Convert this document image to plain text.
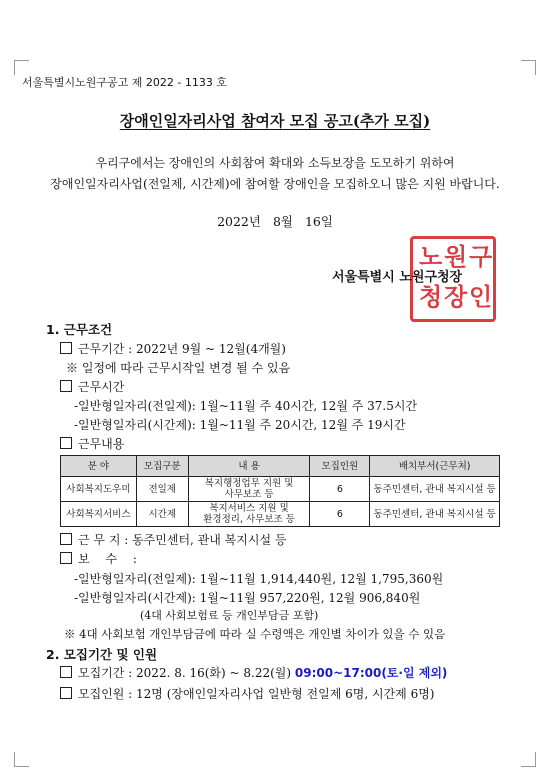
서울특별시노원구공고 제 2022 - 1133 호
장애인일자리사업 참여자 모집 공고(추가 모집)
우리구에서는 장애인의 사회참여 확대와 소득보장을 도모하기 위하여
장애인일자리사업(전일제, 시간제)에 참여할 장애인을 모집하오니 많은 지원 바랍니다.
2022년 8월 16일
노 원 구
청 장 인
서울특별시 노원구청장
1. 근무조건
근무기간 : 2022년 9월 ~ 12월(4개월)
※ 일정에 따라 근무시작일 변경 될 수 있음
근무시간
-일반형일자리(전일제): 1월~11월 주 40시간, 12월 주 37.5시간
-일반형일자리(시간제): 1월~11월 주 20시간, 12월 주 19시간
근무내용
분 야	모집구분	내 용	모집인원	배치부서(근무처)
사회복지도우미	전일제	복지행정업무 지원 및
사무보조 등	6	동주민센터, 관내 복지시설 등
사회복지서비스	시간제	복지서비스 지원 및
환경정리, 사무보조 등	6	동주민센터, 관내 복지시설 등
근 무 지 : 동주민센터, 관내 복지시설 등
보 수 :
-일반형일자리(전일제): 1월~11월 1,914,440원, 12월 1,795,360원
-일반형일자리(시간제): 1월~11월 957,220원, 12월 906,840원
(4대 사회보험료 등 개인부담금 포함)
※ 4대 사회보험 개인부담금에 따라 실 수령액은 개인별 차이가 있을 수 있음
2. 모집기간 및 인원
모집기간 : 2022. 8. 16(화) ~ 8.22(월) 09:00~17:00(토·일 제외)
모집인원 : 12명 (장애인일자리사업 일반형 전일제 6명, 시간제 6명)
-------------------------
* [SHORT PROBLEM]: Using the data above, write out every line exactly, leaving the images behind.

* [RESPONSE BELOW]:
Convert this document image to plain text.
서울특별시노원구공고 제 2022 - 1133 호
장애인일자리사업 참여자 모집 공고(추가 모집)
우리구에서는 장애인의 사회참여 확대와 소득보장을 도모하기 위하여
장애인일자리사업(전일제, 시간제)에 참여할 장애인을 모집하오니 많은 지원 바랍니다.
2022년 8월 16일
노 원 구
청 장 인
서울특별시 노원구청장
1. 근무조건
근무기간 : 2022년 9월 ~ 12월(4개월)
※ 일정에 따라 근무시작일 변경 될 수 있음
근무시간
-일반형일자리(전일제): 1월~11월 주 40시간, 12월 주 37.5시간
-일반형일자리(시간제): 1월~11월 주 20시간, 12월 주 19시간
근무내용
분 야	모집구분	내 용	모집인원	배치부서(근무처)
사회복지도우미	전일제	복지행정업무 지원 및
사무보조 등	6	동주민센터, 관내 복지시설 등
사회복지서비스	시간제	복지서비스 지원 및
환경정리, 사무보조 등	6	동주민센터, 관내 복지시설 등
근 무 지 : 동주민센터, 관내 복지시설 등
보 수 :
-일반형일자리(전일제): 1월~11월 1,914,440원, 12월 1,795,360원
-일반형일자리(시간제): 1월~11월 957,220원, 12월 906,840원
(4대 사회보험료 등 개인부담금 포함)
※ 4대 사회보험 개인부담금에 따라 실 수령액은 개인별 차이가 있을 수 있음
2. 모집기간 및 인원
모집기간 : 2022. 8. 16(화) ~ 8.22(월) 09:00~17:00(토·일 제외)
모집인원 : 12명 (장애인일자리사업 일반형 전일제 6명, 시간제 6명)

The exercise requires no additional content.